_Task instructions_:
Please print the material unchanged, from its first line through the line that contains "cell-value [572, 533, 663, 561]", both included.

_Supplied data_:
····················

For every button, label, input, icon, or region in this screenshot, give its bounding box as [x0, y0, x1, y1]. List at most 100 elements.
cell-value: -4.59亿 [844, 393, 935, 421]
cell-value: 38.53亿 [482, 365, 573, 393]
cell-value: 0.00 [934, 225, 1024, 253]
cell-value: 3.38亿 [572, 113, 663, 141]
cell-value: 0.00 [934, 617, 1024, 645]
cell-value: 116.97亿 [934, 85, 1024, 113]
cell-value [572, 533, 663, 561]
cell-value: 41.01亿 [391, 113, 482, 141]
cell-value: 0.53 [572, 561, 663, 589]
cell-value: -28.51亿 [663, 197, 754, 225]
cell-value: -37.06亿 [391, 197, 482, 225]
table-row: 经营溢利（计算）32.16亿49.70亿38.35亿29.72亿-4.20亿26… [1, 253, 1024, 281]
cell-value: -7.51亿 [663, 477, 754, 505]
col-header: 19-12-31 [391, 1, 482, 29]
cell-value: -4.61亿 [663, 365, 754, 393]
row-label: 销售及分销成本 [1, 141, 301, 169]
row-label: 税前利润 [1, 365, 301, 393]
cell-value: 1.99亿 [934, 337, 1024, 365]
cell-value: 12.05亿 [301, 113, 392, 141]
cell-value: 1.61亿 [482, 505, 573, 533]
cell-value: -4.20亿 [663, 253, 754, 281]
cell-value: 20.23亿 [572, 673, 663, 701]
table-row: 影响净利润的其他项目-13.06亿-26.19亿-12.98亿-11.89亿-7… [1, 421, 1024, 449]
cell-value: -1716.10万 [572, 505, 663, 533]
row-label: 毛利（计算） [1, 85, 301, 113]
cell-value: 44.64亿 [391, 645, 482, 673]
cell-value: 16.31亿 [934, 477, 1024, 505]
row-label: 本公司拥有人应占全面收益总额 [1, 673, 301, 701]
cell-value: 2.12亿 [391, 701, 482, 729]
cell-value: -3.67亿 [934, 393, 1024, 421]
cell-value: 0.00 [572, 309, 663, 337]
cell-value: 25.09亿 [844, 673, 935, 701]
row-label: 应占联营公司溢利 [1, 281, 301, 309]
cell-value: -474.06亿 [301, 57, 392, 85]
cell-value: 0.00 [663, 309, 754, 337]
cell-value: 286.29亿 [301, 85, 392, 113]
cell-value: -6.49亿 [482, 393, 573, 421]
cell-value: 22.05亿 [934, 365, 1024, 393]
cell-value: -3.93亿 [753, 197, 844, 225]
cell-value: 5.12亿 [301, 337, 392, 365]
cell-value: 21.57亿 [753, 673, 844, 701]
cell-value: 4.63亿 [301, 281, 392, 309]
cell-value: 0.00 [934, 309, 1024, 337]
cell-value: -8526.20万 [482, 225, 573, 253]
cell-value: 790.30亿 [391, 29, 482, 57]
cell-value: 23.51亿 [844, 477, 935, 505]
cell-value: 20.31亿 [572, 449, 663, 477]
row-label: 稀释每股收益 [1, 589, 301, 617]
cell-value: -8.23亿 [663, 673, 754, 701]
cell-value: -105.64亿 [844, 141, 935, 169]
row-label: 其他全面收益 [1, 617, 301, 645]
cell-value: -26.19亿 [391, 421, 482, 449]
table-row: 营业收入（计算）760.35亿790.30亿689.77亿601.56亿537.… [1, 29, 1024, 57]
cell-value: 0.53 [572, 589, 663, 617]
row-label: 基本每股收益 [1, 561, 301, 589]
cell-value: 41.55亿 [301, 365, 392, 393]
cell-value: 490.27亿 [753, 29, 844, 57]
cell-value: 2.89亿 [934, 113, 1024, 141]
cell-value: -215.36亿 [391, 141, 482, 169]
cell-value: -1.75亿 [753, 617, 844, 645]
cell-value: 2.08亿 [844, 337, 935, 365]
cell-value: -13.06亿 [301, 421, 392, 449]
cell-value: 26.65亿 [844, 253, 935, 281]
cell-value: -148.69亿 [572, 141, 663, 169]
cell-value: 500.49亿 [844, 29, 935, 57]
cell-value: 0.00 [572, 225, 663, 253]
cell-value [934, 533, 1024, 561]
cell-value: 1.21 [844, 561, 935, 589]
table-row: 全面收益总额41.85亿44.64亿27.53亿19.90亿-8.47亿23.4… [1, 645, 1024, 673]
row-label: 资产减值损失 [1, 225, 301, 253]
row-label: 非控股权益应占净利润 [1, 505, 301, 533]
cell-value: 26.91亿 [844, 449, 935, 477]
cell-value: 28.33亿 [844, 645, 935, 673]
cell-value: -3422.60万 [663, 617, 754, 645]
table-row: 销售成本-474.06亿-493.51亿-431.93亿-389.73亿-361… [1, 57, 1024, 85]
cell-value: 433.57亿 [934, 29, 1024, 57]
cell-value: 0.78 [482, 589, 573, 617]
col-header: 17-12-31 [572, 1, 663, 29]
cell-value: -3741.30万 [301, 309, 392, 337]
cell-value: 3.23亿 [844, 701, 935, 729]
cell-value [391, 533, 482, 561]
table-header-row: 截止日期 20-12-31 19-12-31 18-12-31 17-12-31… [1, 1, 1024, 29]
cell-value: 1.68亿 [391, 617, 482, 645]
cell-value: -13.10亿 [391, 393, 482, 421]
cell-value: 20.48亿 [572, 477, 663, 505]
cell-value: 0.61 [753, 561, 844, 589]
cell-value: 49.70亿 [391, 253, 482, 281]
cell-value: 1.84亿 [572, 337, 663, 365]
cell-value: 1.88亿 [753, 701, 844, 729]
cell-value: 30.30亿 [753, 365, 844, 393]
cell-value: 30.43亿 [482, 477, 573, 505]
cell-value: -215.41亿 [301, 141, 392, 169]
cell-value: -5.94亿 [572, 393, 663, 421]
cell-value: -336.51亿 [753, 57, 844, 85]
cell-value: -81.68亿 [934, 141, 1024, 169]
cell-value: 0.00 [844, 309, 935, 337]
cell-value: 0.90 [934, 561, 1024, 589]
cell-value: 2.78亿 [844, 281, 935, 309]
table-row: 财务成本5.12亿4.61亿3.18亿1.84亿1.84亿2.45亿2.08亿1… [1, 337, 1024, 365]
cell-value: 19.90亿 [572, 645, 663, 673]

····················

_Written reply_:
For every button, label, input, icon, or region in this screenshot, give its bounding box as [x0, y0, x1, y1]. List at most 100 elements.
cell-value: -4.59亿 [844, 393, 935, 421]
cell-value: 38.53亿 [482, 365, 573, 393]
cell-value: 0.00 [934, 225, 1024, 253]
cell-value: 3.38亿 [572, 113, 663, 141]
cell-value: 0.00 [934, 617, 1024, 645]
cell-value: 116.97亿 [934, 85, 1024, 113]
cell-value [572, 533, 663, 561]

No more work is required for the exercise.